*Objective*
Copy the lines below as they are; omit the images they contain.
-*-
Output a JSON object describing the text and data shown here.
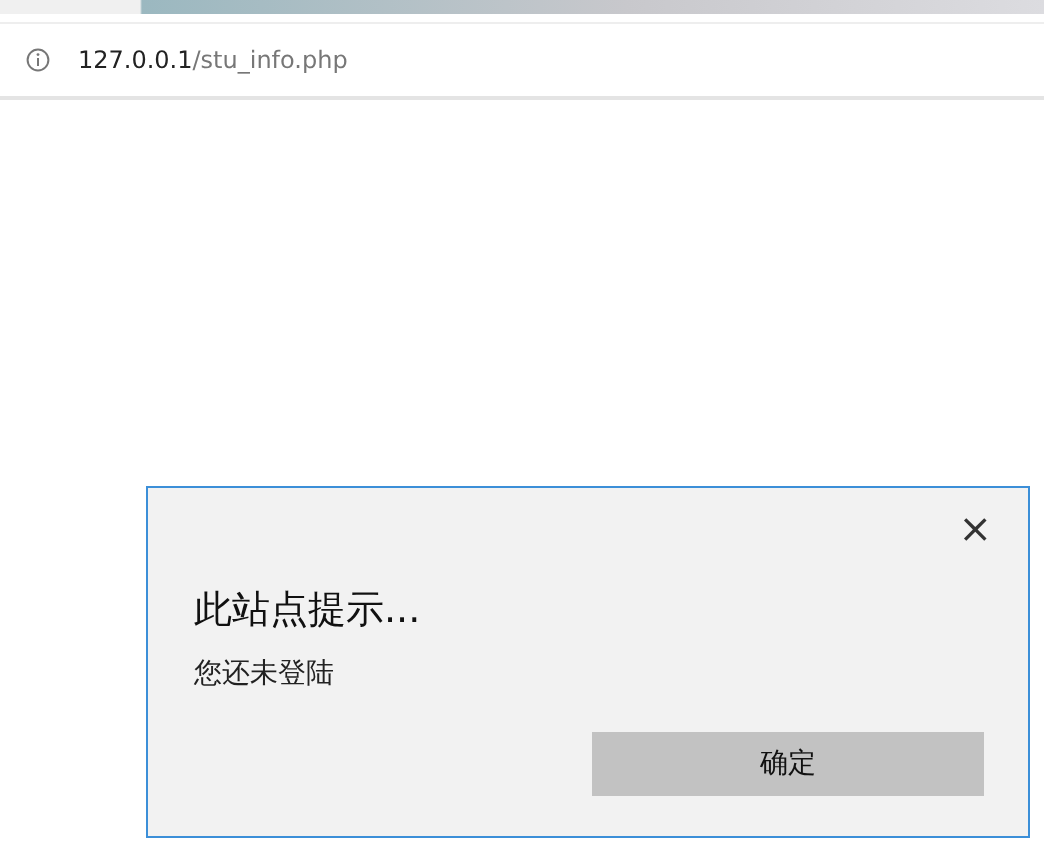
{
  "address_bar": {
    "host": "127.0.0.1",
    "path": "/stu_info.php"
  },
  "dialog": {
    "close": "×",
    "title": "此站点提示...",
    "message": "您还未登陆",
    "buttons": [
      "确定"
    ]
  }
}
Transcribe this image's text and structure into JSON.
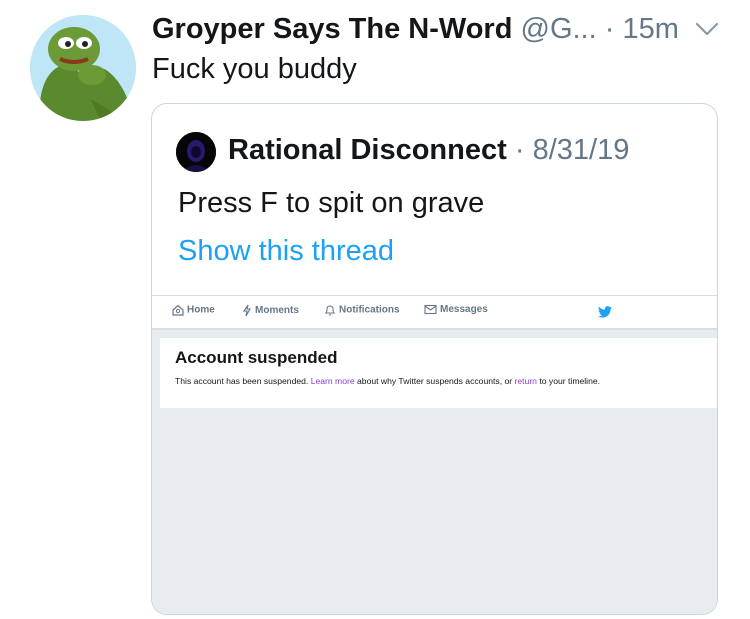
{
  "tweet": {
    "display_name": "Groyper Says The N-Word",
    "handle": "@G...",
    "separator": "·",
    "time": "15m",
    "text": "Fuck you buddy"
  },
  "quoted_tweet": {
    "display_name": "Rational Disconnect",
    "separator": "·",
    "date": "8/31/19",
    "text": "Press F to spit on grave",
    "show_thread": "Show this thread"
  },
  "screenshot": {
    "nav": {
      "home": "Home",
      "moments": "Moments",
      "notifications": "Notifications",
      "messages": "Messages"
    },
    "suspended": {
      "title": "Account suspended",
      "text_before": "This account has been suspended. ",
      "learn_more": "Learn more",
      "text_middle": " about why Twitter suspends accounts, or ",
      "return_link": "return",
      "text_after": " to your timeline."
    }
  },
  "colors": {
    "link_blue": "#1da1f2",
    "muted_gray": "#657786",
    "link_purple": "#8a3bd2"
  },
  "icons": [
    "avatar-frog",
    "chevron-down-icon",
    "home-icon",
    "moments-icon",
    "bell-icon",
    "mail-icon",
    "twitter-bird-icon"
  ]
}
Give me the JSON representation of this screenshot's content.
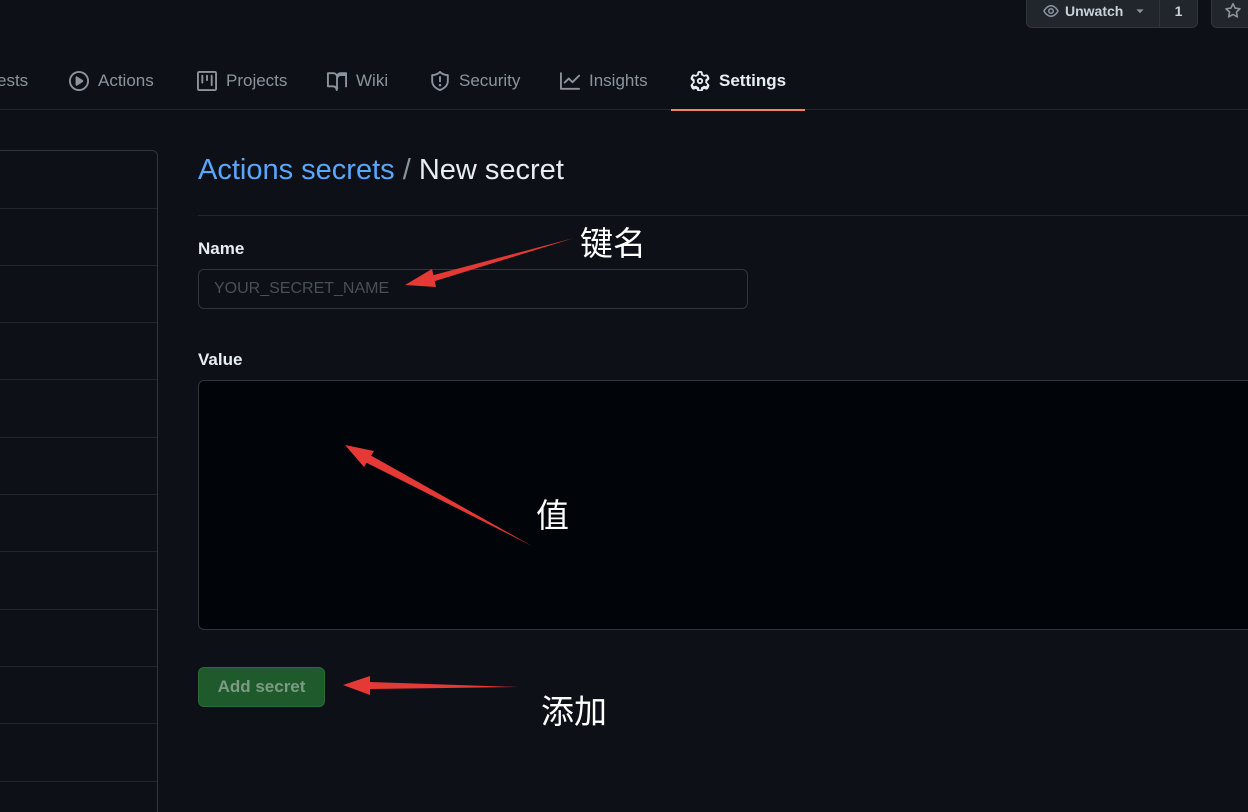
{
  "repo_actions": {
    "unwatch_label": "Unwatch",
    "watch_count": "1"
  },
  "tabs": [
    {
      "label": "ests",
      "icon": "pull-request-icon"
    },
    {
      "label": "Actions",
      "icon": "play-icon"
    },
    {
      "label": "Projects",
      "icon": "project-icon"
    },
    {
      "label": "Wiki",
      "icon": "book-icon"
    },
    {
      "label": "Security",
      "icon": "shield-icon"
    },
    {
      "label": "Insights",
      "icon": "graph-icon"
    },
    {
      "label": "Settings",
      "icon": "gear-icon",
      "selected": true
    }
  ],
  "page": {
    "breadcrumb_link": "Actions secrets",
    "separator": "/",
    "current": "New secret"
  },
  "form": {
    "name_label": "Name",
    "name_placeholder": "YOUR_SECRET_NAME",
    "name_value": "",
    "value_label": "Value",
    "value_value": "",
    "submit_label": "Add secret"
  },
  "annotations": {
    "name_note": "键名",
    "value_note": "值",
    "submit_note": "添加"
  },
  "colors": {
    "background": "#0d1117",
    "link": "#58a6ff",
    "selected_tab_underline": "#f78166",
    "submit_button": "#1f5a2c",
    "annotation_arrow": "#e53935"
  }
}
-*-
*Reply*
Output a JSON object describing the text and data shown here.
{
  "address_bar": {
    "host": "127.0.0.1",
    "path": "/stu_info.php"
  },
  "dialog": {
    "close": "×",
    "title": "此站点提示...",
    "message": "您还未登陆",
    "buttons": [
      "确定"
    ]
  }
}
Transcribe this image's text and structure into JSON.
{
  "tweet": {
    "display_name": "Groyper Says The N-Word",
    "handle": "@G...",
    "separator": "·",
    "time": "15m",
    "text": "Fuck you buddy"
  },
  "quoted_tweet": {
    "display_name": "Rational Disconnect",
    "separator": "·",
    "date": "8/31/19",
    "text": "Press F to spit on grave",
    "show_thread": "Show this thread"
  },
  "screenshot": {
    "nav": {
      "home": "Home",
      "moments": "Moments",
      "notifications": "Notifications",
      "messages": "Messages"
    },
    "suspended": {
      "title": "Account suspended",
      "text_before": "This account has been suspended. ",
      "learn_more": "Learn more",
      "text_middle": " about why Twitter suspends accounts, or ",
      "return_link": "return",
      "text_after": " to your timeline."
    }
  },
  "colors": {
    "link_blue": "#1da1f2",
    "muted_gray": "#657786",
    "link_purple": "#8a3bd2"
  },
  "icons": [
    "avatar-frog",
    "chevron-down-icon",
    "home-icon",
    "moments-icon",
    "bell-icon",
    "mail-icon",
    "twitter-bird-icon"
  ]
}
Give me the JSON representation of this screenshot's content.
{
  "repo_actions": {
    "unwatch_label": "Unwatch",
    "watch_count": "1"
  },
  "tabs": [
    {
      "label": "ests",
      "icon": "pull-request-icon"
    },
    {
      "label": "Actions",
      "icon": "play-icon"
    },
    {
      "label": "Projects",
      "icon": "project-icon"
    },
    {
      "label": "Wiki",
      "icon": "book-icon"
    },
    {
      "label": "Security",
      "icon": "shield-icon"
    },
    {
      "label": "Insights",
      "icon": "graph-icon"
    },
    {
      "label": "Settings",
      "icon": "gear-icon",
      "selected": true
    }
  ],
  "page": {
    "breadcrumb_link": "Actions secrets",
    "separator": "/",
    "current": "New secret"
  },
  "form": {
    "name_label": "Name",
    "name_placeholder": "YOUR_SECRET_NAME",
    "name_value": "",
    "value_label": "Value",
    "value_value": "",
    "submit_label": "Add secret"
  },
  "annotations": {
    "name_note": "键名",
    "value_note": "值",
    "submit_note": "添加"
  },
  "colors": {
    "background": "#0d1117",
    "link": "#58a6ff",
    "selected_tab_underline": "#f78166",
    "submit_button": "#1f5a2c",
    "annotation_arrow": "#e53935"
  }
}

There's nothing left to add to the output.